• _Your instructions_
Quote the whole listing word for word. Do not include the pictures.

(Data records)
------------------------------------------------------------------------

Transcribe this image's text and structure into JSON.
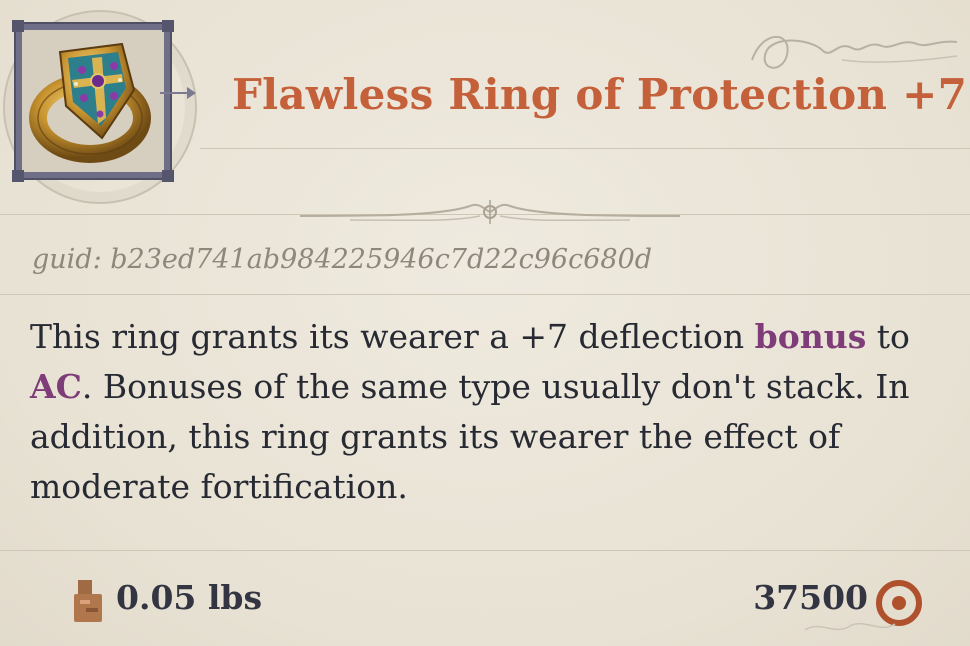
{
  "item": {
    "title": "Flawless Ring of Protection +7",
    "guid_text": "guid: b23ed741ab984225946c7d22c96c680d",
    "description": {
      "part1": "This ring grants its wearer a +7 deflection ",
      "kw1": "bonus",
      "part2": " to ",
      "kw2": "AC",
      "part3": ". Bonuses of the same type usually don't stack. In addition, this ring grants its wearer the effect of moderate fortification."
    },
    "weight": "0.05 lbs",
    "price": "37500"
  },
  "icons": {
    "portrait": "ring-of-protection-portrait",
    "weight": "weight-icon",
    "currency": "coin-icon"
  },
  "colors": {
    "title": "#c4603a",
    "keyword": "#7e3c78",
    "body_text": "#272a33",
    "guid_text": "#8d877c",
    "background": "#ebe5d8",
    "frame": "#6e6e86",
    "coin": "#b0512e"
  }
}
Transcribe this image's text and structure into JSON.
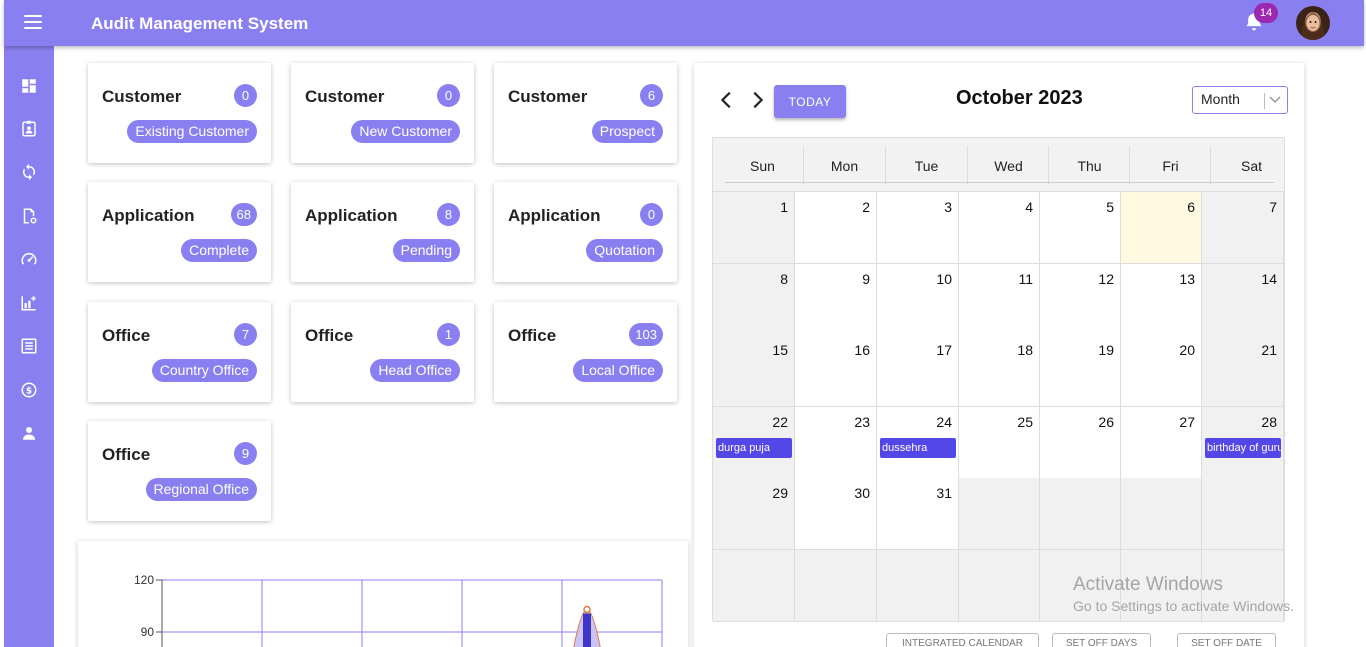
{
  "app": {
    "title": "Audit Management System"
  },
  "header": {
    "notification_count": "14"
  },
  "sidebar": {
    "items": [
      {
        "icon": "dashboard-icon"
      },
      {
        "icon": "contact-badge-icon"
      },
      {
        "icon": "sync-icon"
      },
      {
        "icon": "document-settings-icon"
      },
      {
        "icon": "speedometer-icon"
      },
      {
        "icon": "chart-add-icon"
      },
      {
        "icon": "list-icon"
      },
      {
        "icon": "currency-exchange-icon"
      },
      {
        "icon": "person-icon"
      }
    ]
  },
  "cards": [
    {
      "title": "Customer",
      "count": "0",
      "label": "Existing Customer"
    },
    {
      "title": "Customer",
      "count": "0",
      "label": "New Customer"
    },
    {
      "title": "Customer",
      "count": "6",
      "label": "Prospect"
    },
    {
      "title": "Application",
      "count": "68",
      "label": "Complete"
    },
    {
      "title": "Application",
      "count": "8",
      "label": "Pending"
    },
    {
      "title": "Application",
      "count": "0",
      "label": "Quotation"
    },
    {
      "title": "Office",
      "count": "7",
      "label": "Country Office"
    },
    {
      "title": "Office",
      "count": "1",
      "label": "Head Office"
    },
    {
      "title": "Office",
      "count": "103",
      "label": "Local Office"
    },
    {
      "title": "Office",
      "count": "9",
      "label": "Regional Office"
    }
  ],
  "chart_data": {
    "type": "area",
    "y_ticks": [
      "120",
      "90"
    ],
    "ylim": [
      90,
      120
    ],
    "grid": true,
    "peak": {
      "x_index": 8.6,
      "value": 103
    }
  },
  "calendar": {
    "today_label": "TODAY",
    "month_title": "October 2023",
    "view": "Month",
    "weekdays": [
      "Sun",
      "Mon",
      "Tue",
      "Wed",
      "Thu",
      "Fri",
      "Sat"
    ],
    "weeks": [
      [
        "1",
        "2",
        "3",
        "4",
        "5",
        "6",
        "7"
      ],
      [
        "8",
        "9",
        "10",
        "11",
        "12",
        "13",
        "14"
      ],
      [
        "15",
        "16",
        "17",
        "18",
        "19",
        "20",
        "21"
      ],
      [
        "22",
        "23",
        "24",
        "25",
        "26",
        "27",
        "28"
      ],
      [
        "29",
        "30",
        "31",
        "",
        "",
        "",
        ""
      ],
      [
        "",
        "",
        "",
        "",
        "",
        "",
        ""
      ]
    ],
    "today_date": "6",
    "events": [
      {
        "date": "22",
        "title": "durga puja"
      },
      {
        "date": "24",
        "title": "dussehra"
      },
      {
        "date": "28",
        "title": "birthday of guru"
      }
    ],
    "bottom_buttons": [
      "INTEGRATED CALENDAR",
      "SET OFF DAYS",
      "SET OFF DATE"
    ]
  },
  "watermark": {
    "title": "Activate Windows",
    "subtitle": "Go to Settings to activate Windows."
  },
  "colors": {
    "primary": "#8a7ff0",
    "event": "#5447e8",
    "badge": "#9c27b0",
    "today_bg": "#fff9e1"
  }
}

------------------------------------------------------------------------

• _Expected answer_
Transcribe this image's text and structure into JSON.
{
  "item": {
    "title": "Flawless Ring of Protection +7",
    "guid_text": "guid: b23ed741ab984225946c7d22c96c680d",
    "description": {
      "part1": "This ring grants its wearer a +7 deflection ",
      "kw1": "bonus",
      "part2": " to ",
      "kw2": "AC",
      "part3": ". Bonuses of the same type usually don't stack. In addition, this ring grants its wearer the effect of moderate fortification."
    },
    "weight": "0.05 lbs",
    "price": "37500"
  },
  "icons": {
    "portrait": "ring-of-protection-portrait",
    "weight": "weight-icon",
    "currency": "coin-icon"
  },
  "colors": {
    "title": "#c4603a",
    "keyword": "#7e3c78",
    "body_text": "#272a33",
    "guid_text": "#8d877c",
    "background": "#ebe5d8",
    "frame": "#6e6e86",
    "coin": "#b0512e"
  }
}
Transcribe this image's text and structure into JSON.
{
  "app": {
    "title": "Audit Management System"
  },
  "header": {
    "notification_count": "14"
  },
  "sidebar": {
    "items": [
      {
        "icon": "dashboard-icon"
      },
      {
        "icon": "contact-badge-icon"
      },
      {
        "icon": "sync-icon"
      },
      {
        "icon": "document-settings-icon"
      },
      {
        "icon": "speedometer-icon"
      },
      {
        "icon": "chart-add-icon"
      },
      {
        "icon": "list-icon"
      },
      {
        "icon": "currency-exchange-icon"
      },
      {
        "icon": "person-icon"
      }
    ]
  },
  "cards": [
    {
      "title": "Customer",
      "count": "0",
      "label": "Existing Customer"
    },
    {
      "title": "Customer",
      "count": "0",
      "label": "New Customer"
    },
    {
      "title": "Customer",
      "count": "6",
      "label": "Prospect"
    },
    {
      "title": "Application",
      "count": "68",
      "label": "Complete"
    },
    {
      "title": "Application",
      "count": "8",
      "label": "Pending"
    },
    {
      "title": "Application",
      "count": "0",
      "label": "Quotation"
    },
    {
      "title": "Office",
      "count": "7",
      "label": "Country Office"
    },
    {
      "title": "Office",
      "count": "1",
      "label": "Head Office"
    },
    {
      "title": "Office",
      "count": "103",
      "label": "Local Office"
    },
    {
      "title": "Office",
      "count": "9",
      "label": "Regional Office"
    }
  ],
  "chart_data": {
    "type": "area",
    "y_ticks": [
      "120",
      "90"
    ],
    "ylim": [
      90,
      120
    ],
    "grid": true,
    "peak": {
      "x_index": 8.6,
      "value": 103
    }
  },
  "calendar": {
    "today_label": "TODAY",
    "month_title": "October 2023",
    "view": "Month",
    "weekdays": [
      "Sun",
      "Mon",
      "Tue",
      "Wed",
      "Thu",
      "Fri",
      "Sat"
    ],
    "weeks": [
      [
        "1",
        "2",
        "3",
        "4",
        "5",
        "6",
        "7"
      ],
      [
        "8",
        "9",
        "10",
        "11",
        "12",
        "13",
        "14"
      ],
      [
        "15",
        "16",
        "17",
        "18",
        "19",
        "20",
        "21"
      ],
      [
        "22",
        "23",
        "24",
        "25",
        "26",
        "27",
        "28"
      ],
      [
        "29",
        "30",
        "31",
        "",
        "",
        "",
        ""
      ],
      [
        "",
        "",
        "",
        "",
        "",
        "",
        ""
      ]
    ],
    "today_date": "6",
    "events": [
      {
        "date": "22",
        "title": "durga puja"
      },
      {
        "date": "24",
        "title": "dussehra"
      },
      {
        "date": "28",
        "title": "birthday of guru"
      }
    ],
    "bottom_buttons": [
      "INTEGRATED CALENDAR",
      "SET OFF DAYS",
      "SET OFF DATE"
    ]
  },
  "watermark": {
    "title": "Activate Windows",
    "subtitle": "Go to Settings to activate Windows."
  },
  "colors": {
    "primary": "#8a7ff0",
    "event": "#5447e8",
    "badge": "#9c27b0",
    "today_bg": "#fff9e1"
  }
}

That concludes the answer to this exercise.